** BEGIN **

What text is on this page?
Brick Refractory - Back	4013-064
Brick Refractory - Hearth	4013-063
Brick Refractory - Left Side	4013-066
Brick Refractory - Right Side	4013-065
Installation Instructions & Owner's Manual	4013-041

** END **
** BEGIN **

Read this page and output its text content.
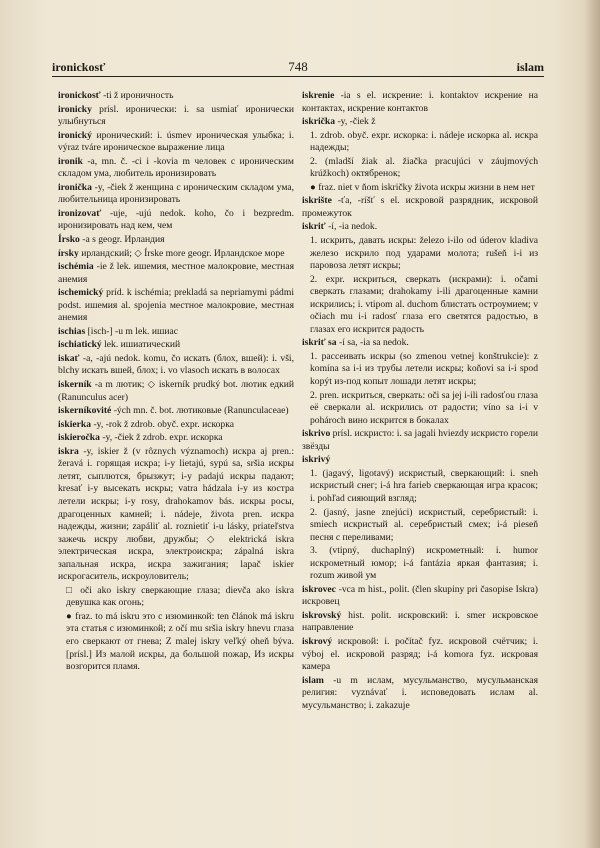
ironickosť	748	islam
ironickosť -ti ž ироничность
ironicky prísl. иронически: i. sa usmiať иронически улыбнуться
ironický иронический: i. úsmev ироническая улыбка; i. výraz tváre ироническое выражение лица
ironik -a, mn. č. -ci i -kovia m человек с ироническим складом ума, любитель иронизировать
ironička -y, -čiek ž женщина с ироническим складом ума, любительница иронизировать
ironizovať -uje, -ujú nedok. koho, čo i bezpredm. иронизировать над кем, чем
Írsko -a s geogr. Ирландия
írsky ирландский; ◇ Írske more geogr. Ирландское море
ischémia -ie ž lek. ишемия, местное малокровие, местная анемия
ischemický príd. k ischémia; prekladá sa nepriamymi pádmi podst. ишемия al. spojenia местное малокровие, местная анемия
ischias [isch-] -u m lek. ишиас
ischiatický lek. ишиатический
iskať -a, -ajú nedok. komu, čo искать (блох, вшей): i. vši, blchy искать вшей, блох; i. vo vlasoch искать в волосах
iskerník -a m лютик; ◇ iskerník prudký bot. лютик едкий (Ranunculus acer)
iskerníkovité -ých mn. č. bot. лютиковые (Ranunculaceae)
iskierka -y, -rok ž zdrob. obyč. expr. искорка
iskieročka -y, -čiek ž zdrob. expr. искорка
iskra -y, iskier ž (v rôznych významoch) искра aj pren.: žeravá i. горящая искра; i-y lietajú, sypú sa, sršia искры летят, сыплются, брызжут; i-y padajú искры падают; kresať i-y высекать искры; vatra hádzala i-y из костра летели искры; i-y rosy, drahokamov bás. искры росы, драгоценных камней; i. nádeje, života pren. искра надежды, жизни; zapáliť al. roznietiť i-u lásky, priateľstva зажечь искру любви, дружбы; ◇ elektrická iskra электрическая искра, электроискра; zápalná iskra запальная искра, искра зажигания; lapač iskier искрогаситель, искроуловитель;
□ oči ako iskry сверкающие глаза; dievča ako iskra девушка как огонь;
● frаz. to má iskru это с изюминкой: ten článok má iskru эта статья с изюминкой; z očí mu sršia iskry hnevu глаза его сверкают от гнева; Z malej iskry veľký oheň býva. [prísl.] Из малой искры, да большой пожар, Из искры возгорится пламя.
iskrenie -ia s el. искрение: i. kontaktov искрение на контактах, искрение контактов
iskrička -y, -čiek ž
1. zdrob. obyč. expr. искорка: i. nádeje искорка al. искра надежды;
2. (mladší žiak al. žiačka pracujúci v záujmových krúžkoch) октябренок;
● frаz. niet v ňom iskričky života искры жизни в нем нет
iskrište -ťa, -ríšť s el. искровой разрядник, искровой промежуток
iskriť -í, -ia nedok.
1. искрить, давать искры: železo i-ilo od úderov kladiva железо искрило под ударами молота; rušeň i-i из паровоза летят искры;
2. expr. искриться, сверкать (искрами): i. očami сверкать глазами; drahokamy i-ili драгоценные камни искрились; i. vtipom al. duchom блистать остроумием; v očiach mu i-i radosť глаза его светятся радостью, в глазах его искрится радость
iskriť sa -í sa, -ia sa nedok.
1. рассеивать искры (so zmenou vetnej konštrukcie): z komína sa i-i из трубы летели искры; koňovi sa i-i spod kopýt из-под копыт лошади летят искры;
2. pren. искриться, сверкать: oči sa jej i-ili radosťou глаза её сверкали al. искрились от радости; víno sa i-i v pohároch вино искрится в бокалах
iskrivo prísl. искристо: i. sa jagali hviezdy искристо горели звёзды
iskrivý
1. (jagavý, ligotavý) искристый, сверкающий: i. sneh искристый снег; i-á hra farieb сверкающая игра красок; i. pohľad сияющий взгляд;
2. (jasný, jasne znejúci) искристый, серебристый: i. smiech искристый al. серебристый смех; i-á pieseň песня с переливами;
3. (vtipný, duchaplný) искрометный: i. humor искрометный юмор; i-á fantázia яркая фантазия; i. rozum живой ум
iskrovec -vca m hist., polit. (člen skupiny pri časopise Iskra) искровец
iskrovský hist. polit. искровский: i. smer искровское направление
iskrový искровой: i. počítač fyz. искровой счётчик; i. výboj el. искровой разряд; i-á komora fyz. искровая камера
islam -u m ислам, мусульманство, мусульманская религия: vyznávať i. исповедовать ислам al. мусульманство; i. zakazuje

** END **

EXERCISE DESCRIPTION: Go through the records and copy each line with "nedok" in it.

REPLY TO THE EXERCISE:
ironizovať -uje, -ujú nedok. koho, čo i bezpredm. иронизировать над кем, чем
iskať -a, -ajú nedok. komu, čo искать (блох, вшей): i. vši, blchy искать вшей, блох; i. vo vlasoch искать в волосах
iskriť -í, -ia nedok.
iskriť sa -í sa, -ia sa nedok.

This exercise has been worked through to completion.